Data extract
** START **

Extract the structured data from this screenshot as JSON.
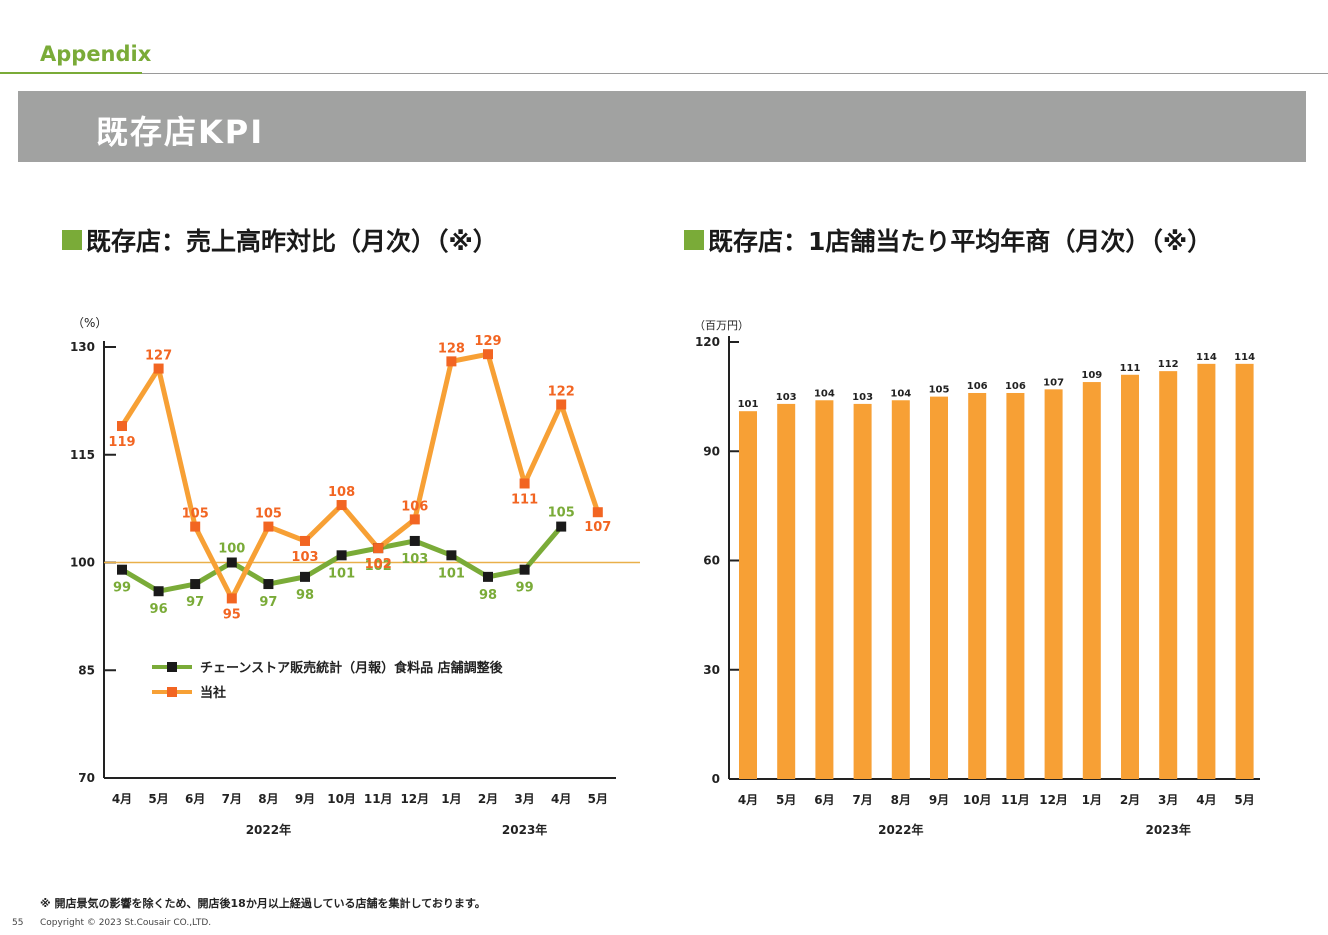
{
  "header": {
    "appendix": "Appendix",
    "title": "既存店KPI"
  },
  "left_title": "既存店：売上高昨対比（月次）（※）",
  "right_title": "既存店：1店舗当たり平均年商（月次）（※）",
  "colors": {
    "green": "#7aab38",
    "orange": "#f7a035",
    "orange_dark": "#f26522",
    "marker_black": "#1a1a1a",
    "reference_line": "#e9b04a",
    "title_bar": "#a1a2a1"
  },
  "chart_data": [
    {
      "type": "line",
      "unit": "（%）",
      "categories": [
        "4月",
        "5月",
        "6月",
        "7月",
        "8月",
        "9月",
        "10月",
        "11月",
        "12月",
        "1月",
        "2月",
        "3月",
        "4月",
        "5月"
      ],
      "year_labels": [
        {
          "label": "2022年",
          "from": "4月",
          "to": "12月"
        },
        {
          "label": "2023年",
          "from": "1月",
          "to": "5月"
        }
      ],
      "ylim": [
        70,
        130
      ],
      "yticks": [
        70,
        85,
        100,
        115,
        130
      ],
      "reference_line": 100,
      "series": [
        {
          "name": "チェーンストア販売統計（月報）食料品 店舗調整後",
          "values": [
            99,
            96,
            97,
            100,
            97,
            98,
            101,
            102,
            103,
            101,
            98,
            99,
            105,
            null
          ]
        },
        {
          "name": "当社",
          "values": [
            119,
            127,
            105,
            95,
            105,
            103,
            108,
            102,
            106,
            128,
            129,
            111,
            122,
            107
          ]
        }
      ],
      "legend_position": "bottom-left"
    },
    {
      "type": "bar",
      "unit": "（百万円）",
      "categories": [
        "4月",
        "5月",
        "6月",
        "7月",
        "8月",
        "9月",
        "10月",
        "11月",
        "12月",
        "1月",
        "2月",
        "3月",
        "4月",
        "5月"
      ],
      "year_labels": [
        {
          "label": "2022年",
          "from": "4月",
          "to": "12月"
        },
        {
          "label": "2023年",
          "from": "1月",
          "to": "5月"
        }
      ],
      "ylim": [
        0,
        120
      ],
      "yticks": [
        0,
        30,
        60,
        90,
        120
      ],
      "values": [
        101,
        103,
        104,
        103,
        104,
        105,
        106,
        106,
        107,
        109,
        111,
        112,
        114,
        114
      ]
    }
  ],
  "footnote": "※ 開店景気の影響を除くため、開店後18か月以上経過している店舗を集計しております。",
  "page_number": "55",
  "copyright": "Copyright © 2023 St.Cousair CO.,LTD."
}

** END **

Drop the images and quote the entries word for word.

Written reply
Extract the structured data from this screenshot as JSON.
{
  "header": {
    "appendix": "Appendix",
    "title": "既存店KPI"
  },
  "left_title": "既存店：売上高昨対比（月次）（※）",
  "right_title": "既存店：1店舗当たり平均年商（月次）（※）",
  "colors": {
    "green": "#7aab38",
    "orange": "#f7a035",
    "orange_dark": "#f26522",
    "marker_black": "#1a1a1a",
    "reference_line": "#e9b04a",
    "title_bar": "#a1a2a1"
  },
  "chart_data": [
    {
      "type": "line",
      "unit": "（%）",
      "categories": [
        "4月",
        "5月",
        "6月",
        "7月",
        "8月",
        "9月",
        "10月",
        "11月",
        "12月",
        "1月",
        "2月",
        "3月",
        "4月",
        "5月"
      ],
      "year_labels": [
        {
          "label": "2022年",
          "from": "4月",
          "to": "12月"
        },
        {
          "label": "2023年",
          "from": "1月",
          "to": "5月"
        }
      ],
      "ylim": [
        70,
        130
      ],
      "yticks": [
        70,
        85,
        100,
        115,
        130
      ],
      "reference_line": 100,
      "series": [
        {
          "name": "チェーンストア販売統計（月報）食料品 店舗調整後",
          "values": [
            99,
            96,
            97,
            100,
            97,
            98,
            101,
            102,
            103,
            101,
            98,
            99,
            105,
            null
          ]
        },
        {
          "name": "当社",
          "values": [
            119,
            127,
            105,
            95,
            105,
            103,
            108,
            102,
            106,
            128,
            129,
            111,
            122,
            107
          ]
        }
      ],
      "legend_position": "bottom-left"
    },
    {
      "type": "bar",
      "unit": "（百万円）",
      "categories": [
        "4月",
        "5月",
        "6月",
        "7月",
        "8月",
        "9月",
        "10月",
        "11月",
        "12月",
        "1月",
        "2月",
        "3月",
        "4月",
        "5月"
      ],
      "year_labels": [
        {
          "label": "2022年",
          "from": "4月",
          "to": "12月"
        },
        {
          "label": "2023年",
          "from": "1月",
          "to": "5月"
        }
      ],
      "ylim": [
        0,
        120
      ],
      "yticks": [
        0,
        30,
        60,
        90,
        120
      ],
      "values": [
        101,
        103,
        104,
        103,
        104,
        105,
        106,
        106,
        107,
        109,
        111,
        112,
        114,
        114
      ]
    }
  ],
  "footnote": "※ 開店景気の影響を除くため、開店後18か月以上経過している店舗を集計しております。",
  "page_number": "55",
  "copyright": "Copyright © 2023 St.Cousair CO.,LTD."
}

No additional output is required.